Answer with a number only: how many lines of the data contain "Confident"?
== Record set
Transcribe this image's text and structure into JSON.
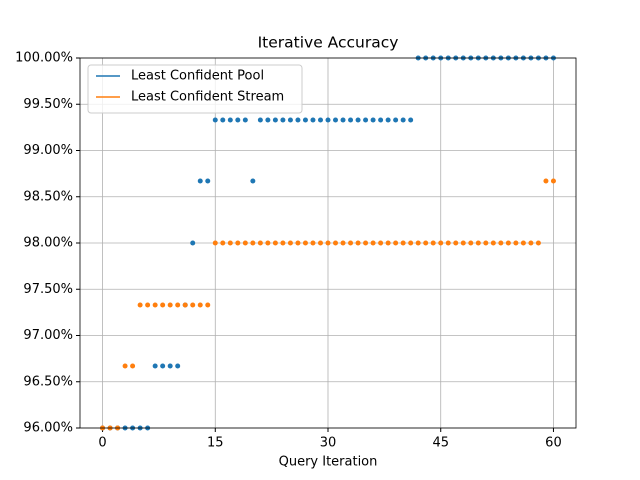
{
  "chart_data": {
    "type": "line",
    "title": "Iterative Accuracy",
    "xlabel": "Query Iteration",
    "x": [
      0,
      1,
      2,
      3,
      4,
      5,
      6,
      7,
      8,
      9,
      10,
      11,
      12,
      13,
      14,
      15,
      16,
      17,
      18,
      19,
      20,
      21,
      22,
      23,
      24,
      25,
      26,
      27,
      28,
      29,
      30,
      31,
      32,
      33,
      34,
      35,
      36,
      37,
      38,
      39,
      40,
      41,
      42,
      43,
      44,
      45,
      46,
      47,
      48,
      49,
      50,
      51,
      52,
      53,
      54,
      55,
      56,
      57,
      58,
      59,
      60
    ],
    "series": [
      {
        "name": "Least Confident Pool",
        "color": "#1f77b4",
        "values": [
          96,
          96,
          96,
          96,
          96,
          96,
          96,
          96.67,
          96.67,
          96.67,
          96.67,
          97.33,
          98,
          98.67,
          98.67,
          99.33,
          99.33,
          99.33,
          99.33,
          99.33,
          98.67,
          99.33,
          99.33,
          99.33,
          99.33,
          99.33,
          99.33,
          99.33,
          99.33,
          99.33,
          99.33,
          99.33,
          99.33,
          99.33,
          99.33,
          99.33,
          99.33,
          99.33,
          99.33,
          99.33,
          99.33,
          99.33,
          100,
          100,
          100,
          100,
          100,
          100,
          100,
          100,
          100,
          100,
          100,
          100,
          100,
          100,
          100,
          100,
          100,
          100,
          100
        ]
      },
      {
        "name": "Least Confident Stream",
        "color": "#ff7f0e",
        "values": [
          96,
          96,
          96,
          96.67,
          96.67,
          97.33,
          97.33,
          97.33,
          97.33,
          97.33,
          97.33,
          97.33,
          97.33,
          97.33,
          97.33,
          98,
          98,
          98,
          98,
          98,
          98,
          98,
          98,
          98,
          98,
          98,
          98,
          98,
          98,
          98,
          98,
          98,
          98,
          98,
          98,
          98,
          98,
          98,
          98,
          98,
          98,
          98,
          98,
          98,
          98,
          98,
          98,
          98,
          98,
          98,
          98,
          98,
          98,
          98,
          98,
          98,
          98,
          98,
          98,
          98.67,
          98.67
        ]
      }
    ],
    "xlim": [
      -3,
      63
    ],
    "xticks": [
      0,
      15,
      30,
      45,
      60
    ],
    "ylim": [
      96,
      100
    ],
    "yticks": [
      {
        "value": 96,
        "label": "96.00%"
      },
      {
        "value": 96.5,
        "label": "96.50%"
      },
      {
        "value": 97,
        "label": "97.00%"
      },
      {
        "value": 97.5,
        "label": "97.50%"
      },
      {
        "value": 98,
        "label": "98.00%"
      },
      {
        "value": 98.5,
        "label": "98.50%"
      },
      {
        "value": 99,
        "label": "99.00%"
      },
      {
        "value": 99.5,
        "label": "99.50%"
      },
      {
        "value": 100,
        "label": "100.00%"
      }
    ],
    "grid": true,
    "legend": "upper-left"
  }
}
====
> Output for this exercise
2